Source passage:

The Bureau of Labor Statistics Employment Situation Summary for the same period showed the broader Information sector losing 8,000 jobs on net, even as the overall unemployment rate held steady. That gap between Challenger’s announced-cut totals and the BLS payroll data is not unusual. Announced layoffs often take weeks or months to execute, and some workers find new roles within the same company or are reabsorbed before their separation dates. In addition, BLS data are based on employer payrolls at a point in time, while Challenger tracks corporate announcements that may span multiple quarters.
Still, the disconnect makes it harder to measure in real time how many people are actually losing paychecks because of AI adoption. A company might announce a large AI-related restructuring but then implement it through attrition, hiring freezes, or role changes rather than immediate terminations. Conversely, smaller AI-driven cuts that never make headlines may show up in payroll data without being labeled as automation-related. Policymakers and researchers trying to assess AI’s labor-market impact must therefore triangulate between announcement-based datasets, official statistics, and firm-level disclosures to build a clearer picture.

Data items

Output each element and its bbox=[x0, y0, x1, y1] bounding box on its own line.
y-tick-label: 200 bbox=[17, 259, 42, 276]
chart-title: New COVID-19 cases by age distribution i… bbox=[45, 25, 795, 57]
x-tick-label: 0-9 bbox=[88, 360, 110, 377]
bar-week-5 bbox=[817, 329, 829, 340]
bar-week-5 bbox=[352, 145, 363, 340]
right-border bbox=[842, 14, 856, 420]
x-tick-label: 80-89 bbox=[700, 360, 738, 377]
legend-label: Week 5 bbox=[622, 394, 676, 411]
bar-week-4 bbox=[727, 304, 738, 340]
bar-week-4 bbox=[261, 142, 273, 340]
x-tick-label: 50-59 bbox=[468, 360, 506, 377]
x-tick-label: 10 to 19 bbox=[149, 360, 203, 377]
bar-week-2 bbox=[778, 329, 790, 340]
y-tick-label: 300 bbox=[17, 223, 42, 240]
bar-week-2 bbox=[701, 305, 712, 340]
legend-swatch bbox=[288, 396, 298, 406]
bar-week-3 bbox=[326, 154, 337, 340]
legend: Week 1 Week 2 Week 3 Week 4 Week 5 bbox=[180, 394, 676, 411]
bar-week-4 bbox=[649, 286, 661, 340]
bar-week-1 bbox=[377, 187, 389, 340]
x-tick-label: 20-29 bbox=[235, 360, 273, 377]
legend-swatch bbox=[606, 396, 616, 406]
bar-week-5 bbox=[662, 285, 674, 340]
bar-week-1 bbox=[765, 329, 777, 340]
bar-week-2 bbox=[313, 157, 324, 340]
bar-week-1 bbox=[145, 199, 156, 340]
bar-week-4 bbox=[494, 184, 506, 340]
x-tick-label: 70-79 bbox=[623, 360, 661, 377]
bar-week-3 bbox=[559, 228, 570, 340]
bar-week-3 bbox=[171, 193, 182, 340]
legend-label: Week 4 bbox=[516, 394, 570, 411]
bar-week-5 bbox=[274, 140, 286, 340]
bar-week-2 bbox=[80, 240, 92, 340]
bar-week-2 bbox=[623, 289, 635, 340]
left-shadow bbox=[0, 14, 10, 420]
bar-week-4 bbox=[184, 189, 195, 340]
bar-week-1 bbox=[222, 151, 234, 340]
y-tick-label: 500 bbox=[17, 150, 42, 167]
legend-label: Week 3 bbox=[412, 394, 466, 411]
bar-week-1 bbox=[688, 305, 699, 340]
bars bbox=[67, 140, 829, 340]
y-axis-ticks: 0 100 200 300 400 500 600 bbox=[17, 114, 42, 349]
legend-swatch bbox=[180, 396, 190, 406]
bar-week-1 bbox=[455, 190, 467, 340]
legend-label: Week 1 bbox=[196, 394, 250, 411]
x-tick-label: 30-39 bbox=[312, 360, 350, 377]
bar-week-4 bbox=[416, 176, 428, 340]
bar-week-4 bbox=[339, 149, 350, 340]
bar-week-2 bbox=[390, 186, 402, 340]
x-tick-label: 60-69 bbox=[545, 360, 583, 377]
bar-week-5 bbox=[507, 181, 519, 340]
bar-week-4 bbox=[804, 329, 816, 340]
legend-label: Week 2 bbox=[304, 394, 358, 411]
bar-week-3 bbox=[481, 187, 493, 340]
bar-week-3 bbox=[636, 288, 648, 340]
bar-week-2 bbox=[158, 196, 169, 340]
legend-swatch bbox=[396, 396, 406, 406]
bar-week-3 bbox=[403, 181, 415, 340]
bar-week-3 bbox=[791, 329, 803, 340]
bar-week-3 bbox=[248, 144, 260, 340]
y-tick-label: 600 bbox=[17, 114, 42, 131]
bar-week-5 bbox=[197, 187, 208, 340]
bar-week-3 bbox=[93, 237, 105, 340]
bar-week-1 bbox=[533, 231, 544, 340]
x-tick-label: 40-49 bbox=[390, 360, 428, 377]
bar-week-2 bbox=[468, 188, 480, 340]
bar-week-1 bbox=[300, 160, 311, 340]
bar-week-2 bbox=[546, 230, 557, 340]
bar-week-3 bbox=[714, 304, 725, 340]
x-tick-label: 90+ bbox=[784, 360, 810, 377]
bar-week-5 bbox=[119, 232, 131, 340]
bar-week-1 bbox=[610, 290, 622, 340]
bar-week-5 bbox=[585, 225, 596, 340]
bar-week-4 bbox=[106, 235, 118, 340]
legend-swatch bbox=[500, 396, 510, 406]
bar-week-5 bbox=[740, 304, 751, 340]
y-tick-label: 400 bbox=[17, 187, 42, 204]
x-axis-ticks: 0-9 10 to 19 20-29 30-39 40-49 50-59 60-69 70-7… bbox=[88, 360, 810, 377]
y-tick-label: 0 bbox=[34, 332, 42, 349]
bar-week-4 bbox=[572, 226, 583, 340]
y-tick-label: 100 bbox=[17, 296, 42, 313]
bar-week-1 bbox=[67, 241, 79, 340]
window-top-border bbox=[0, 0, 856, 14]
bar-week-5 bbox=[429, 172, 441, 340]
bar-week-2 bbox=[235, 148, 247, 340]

Apply what you read:
A: Reproduce the layoff data passage word for word from "The Bureau of" up to and including "span multiple quarters.".
B: In the layoff data passage, how many jobs did the Information sector lose on net?
C: Please continue the passage on AI-related layoffs and labor data from its last sentence.
You won't need the rows for any of this.

Responses in order:
A:
The Bureau of Labor Statistics Employment Situation Summary for the same period showed the broader Information sector losing 8,000 jobs on net, even as the overall unemployment rate held steady. That gap between Challenger’s announced-cut totals and the BLS payroll data is not unusual. Announced layoffs often take weeks or months to execute, and some workers find new roles within the same company or are reabsorbed before their separation dates. In addition, BLS data are based on employer payrolls at a point in time, while Challenger tracks corporate announcements that may span multiple quarters.

B: It lost 8,000 jobs on net.

C:
Could 2026 surpass the post-pandemic tech shakeout?
The tech industry’s cumulative 123,000 job losses this year, with AI as the most frequently cited reason, according to Forbes reporting on the Challenger data, represent a pace that could surpass the post-pandemic retrenchment of 2022 and 2023 if it continues through the rest of 2026. Back-to-back years of heavy cuts would mark a structural reset rather than a one-off correction from the hiring surge of the early pandemic era.
Whether that outcome materializes will depend on three variables: how aggressively companies continue to invest in AI infrastructure and tools, how quickly AI-enabled products generate new revenue streams that support hiring, and how much pressure investors put on management teams to prioritize margins over headcount. If AI projects begin to show clear payoffs, firms may shift from using automation primarily to reduce costs toward using it to scale new lines of business, potentially creating different types of roles even as others disappear.
For now, the numbers point to a labor market in flux. The May spike in tech layoffs, the prominence of AI in corporate explanations, and the divergence between announcement-based and official employment data all suggest that the impact of automation is accelerating but unevenly measured. Workers, companies, and policymakers will be navigating that uncertainty for months-and likely years-to come.